Extracted data entries
* START *
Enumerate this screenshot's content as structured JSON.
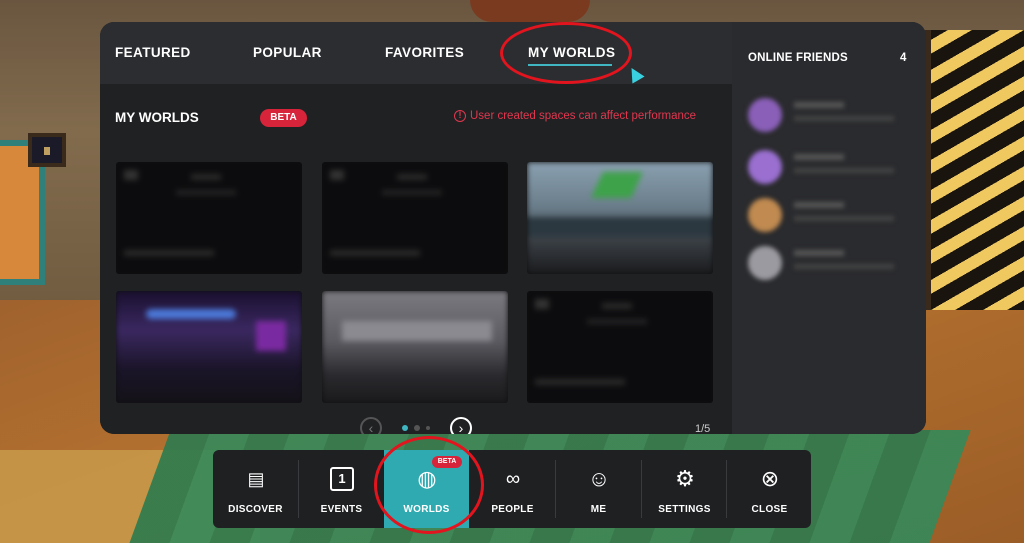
{
  "tabs": [
    "FEATURED",
    "POPULAR",
    "FAVORITES",
    "MY WORLDS"
  ],
  "active_tab": "MY WORLDS",
  "section": {
    "title": "MY WORLDS",
    "badge": "BETA",
    "warning": "User created spaces can affect performance",
    "warning_icon": "!"
  },
  "cards": [
    {
      "name": "world-card-1",
      "theme": "dark"
    },
    {
      "name": "world-card-2",
      "theme": "dark"
    },
    {
      "name": "world-card-3",
      "theme": "image"
    },
    {
      "name": "world-card-4",
      "theme": "purple"
    },
    {
      "name": "world-card-5",
      "theme": "gray"
    },
    {
      "name": "world-card-6",
      "theme": "dark"
    }
  ],
  "pager": {
    "prev": "‹",
    "next": "›",
    "page_label": "1/5",
    "active_dot": 1,
    "dots": 3
  },
  "friends": {
    "title": "ONLINE FRIENDS",
    "count": "4",
    "avatar_colors": [
      "#8a5fb8",
      "#9a6fd0",
      "#c08a50",
      "#9a9aa0"
    ]
  },
  "dock": [
    {
      "label": "DISCOVER",
      "icon": "discover-icon",
      "glyph": "▤"
    },
    {
      "label": "EVENTS",
      "icon": "calendar-icon",
      "glyph": "1"
    },
    {
      "label": "WORLDS",
      "icon": "globe-icon",
      "glyph": "◍",
      "badge": "BETA",
      "active": true
    },
    {
      "label": "PEOPLE",
      "icon": "people-icon",
      "glyph": "∞"
    },
    {
      "label": "ME",
      "icon": "smiley-icon",
      "glyph": "☺"
    },
    {
      "label": "SETTINGS",
      "icon": "gear-icon",
      "glyph": "⚙"
    },
    {
      "label": "CLOSE",
      "icon": "close-icon",
      "glyph": "⊗"
    }
  ],
  "colors": {
    "accent": "#3fb6c2",
    "dock_active": "#2eaab0",
    "beta": "#d8243a",
    "warning": "#e0374e",
    "annotation": "#e2141e"
  }
}
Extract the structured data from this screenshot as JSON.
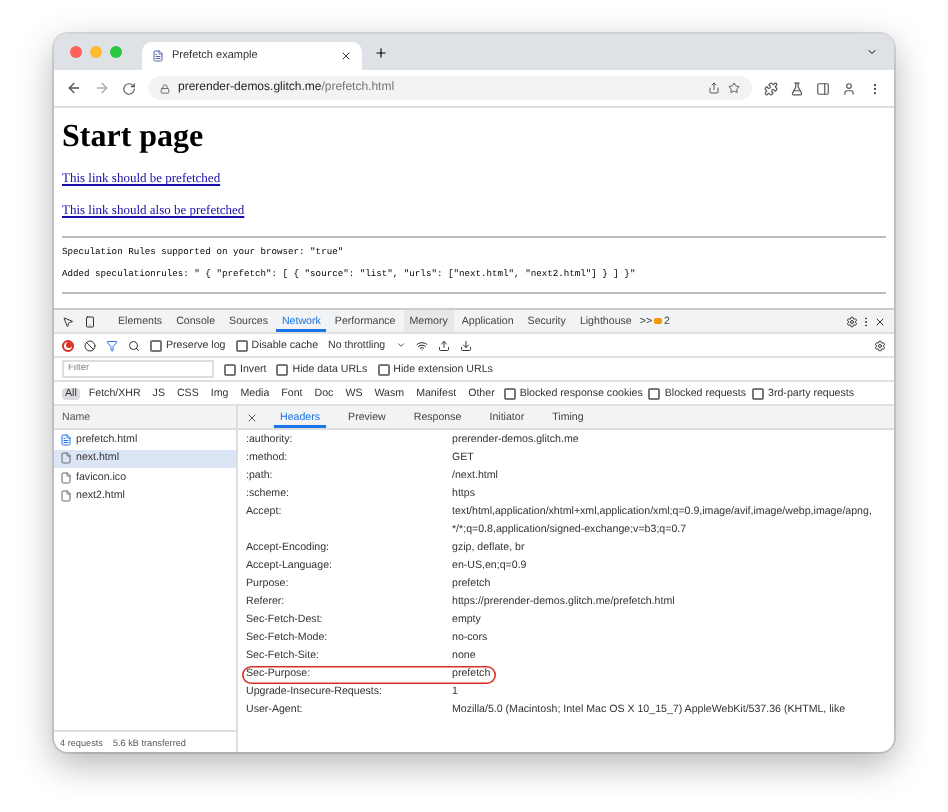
{
  "browser_tab": {
    "title": "Prefetch example"
  },
  "address": {
    "host": "prerender-demos.glitch.me",
    "path": "/prefetch.html"
  },
  "page": {
    "heading": "Start page",
    "links": [
      "This link should be prefetched",
      "This link should also be prefetched"
    ],
    "lines": [
      "Speculation Rules supported on your browser: \"true\"",
      "Added speculationrules: \" { \"prefetch\": [ { \"source\": \"list\", \"urls\": [\"next.html\", \"next2.html\"] } ] }\""
    ]
  },
  "devtools": {
    "tabs": [
      {
        "label": "Elements",
        "selected": false,
        "hovered": false
      },
      {
        "label": "Console",
        "selected": false,
        "hovered": false
      },
      {
        "label": "Sources",
        "selected": false,
        "hovered": false
      },
      {
        "label": "Network",
        "selected": true,
        "hovered": false
      },
      {
        "label": "Performance",
        "selected": false,
        "hovered": false
      },
      {
        "label": "Memory",
        "selected": false,
        "hovered": true
      },
      {
        "label": "Application",
        "selected": false,
        "hovered": false
      },
      {
        "label": "Security",
        "selected": false,
        "hovered": false
      },
      {
        "label": "Lighthouse",
        "selected": false,
        "hovered": false
      }
    ],
    "more": ">>",
    "issues": "2",
    "recording": true,
    "toolbar_checks": [
      {
        "label": "Preserve log",
        "checked": false
      },
      {
        "label": "Disable cache",
        "checked": false
      }
    ],
    "throttling": "No throttling",
    "filter": {
      "placeholder": "Filter"
    },
    "filter_checks": [
      {
        "label": "Invert",
        "checked": false
      },
      {
        "label": "Hide data URLs",
        "checked": false
      },
      {
        "label": "Hide extension URLs",
        "checked": false
      }
    ],
    "types": [
      {
        "label": "All",
        "selected": true
      },
      {
        "label": "Fetch/XHR",
        "selected": false
      },
      {
        "label": "JS",
        "selected": false
      },
      {
        "label": "CSS",
        "selected": false
      },
      {
        "label": "Img",
        "selected": false
      },
      {
        "label": "Media",
        "selected": false
      },
      {
        "label": "Font",
        "selected": false
      },
      {
        "label": "Doc",
        "selected": false
      },
      {
        "label": "WS",
        "selected": false
      },
      {
        "label": "Wasm",
        "selected": false
      },
      {
        "label": "Manifest",
        "selected": false
      },
      {
        "label": "Other",
        "selected": false
      }
    ],
    "type_checks": [
      {
        "label": "Blocked response cookies",
        "checked": false
      },
      {
        "label": "Blocked requests",
        "checked": false
      },
      {
        "label": "3rd-party requests",
        "checked": false
      }
    ],
    "name_column": "Name",
    "requests": [
      {
        "name": "prefetch.html",
        "kind": "document",
        "selected": false
      },
      {
        "name": "next.html",
        "kind": "file",
        "selected": true
      },
      {
        "name": "favicon.ico",
        "kind": "file",
        "selected": false
      },
      {
        "name": "next2.html",
        "kind": "file",
        "selected": false
      }
    ],
    "detail_tabs": [
      {
        "label": "Headers",
        "selected": true
      },
      {
        "label": "Preview",
        "selected": false
      },
      {
        "label": "Response",
        "selected": false
      },
      {
        "label": "Initiator",
        "selected": false
      },
      {
        "label": "Timing",
        "selected": false
      }
    ],
    "headers": [
      {
        "name": ":authority:",
        "value": "prerender-demos.glitch.me",
        "highlighted": false
      },
      {
        "name": ":method:",
        "value": "GET",
        "highlighted": false
      },
      {
        "name": ":path:",
        "value": "/next.html",
        "highlighted": false
      },
      {
        "name": ":scheme:",
        "value": "https",
        "highlighted": false
      },
      {
        "name": "Accept:",
        "value": "text/html,application/xhtml+xml,application/xml;q=0.9,image/avif,image/webp,image/apng,*/*;q=0.8,application/signed-exchange;v=b3;q=0.7",
        "highlighted": false
      },
      {
        "name": "Accept-Encoding:",
        "value": "gzip, deflate, br",
        "highlighted": false
      },
      {
        "name": "Accept-Language:",
        "value": "en-US,en;q=0.9",
        "highlighted": false
      },
      {
        "name": "Purpose:",
        "value": "prefetch",
        "highlighted": false
      },
      {
        "name": "Referer:",
        "value": "https://prerender-demos.glitch.me/prefetch.html",
        "highlighted": false
      },
      {
        "name": "Sec-Fetch-Dest:",
        "value": "empty",
        "highlighted": false
      },
      {
        "name": "Sec-Fetch-Mode:",
        "value": "no-cors",
        "highlighted": false
      },
      {
        "name": "Sec-Fetch-Site:",
        "value": "none",
        "highlighted": false
      },
      {
        "name": "Sec-Purpose:",
        "value": "prefetch",
        "highlighted": true
      },
      {
        "name": "Upgrade-Insecure-Requests:",
        "value": "1",
        "highlighted": false
      },
      {
        "name": "User-Agent:",
        "value": "Mozilla/5.0 (Macintosh; Intel Mac OS X 10_15_7) AppleWebKit/537.36 (KHTML, like",
        "highlighted": false
      }
    ],
    "status": [
      "4 requests",
      "5.6 kB transferred"
    ]
  }
}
* END *
Directions for this task »
From the listing above, return each line with the word "should".

Solution for this problem »
      "This link should be prefetched",
      "This link should also be prefetched"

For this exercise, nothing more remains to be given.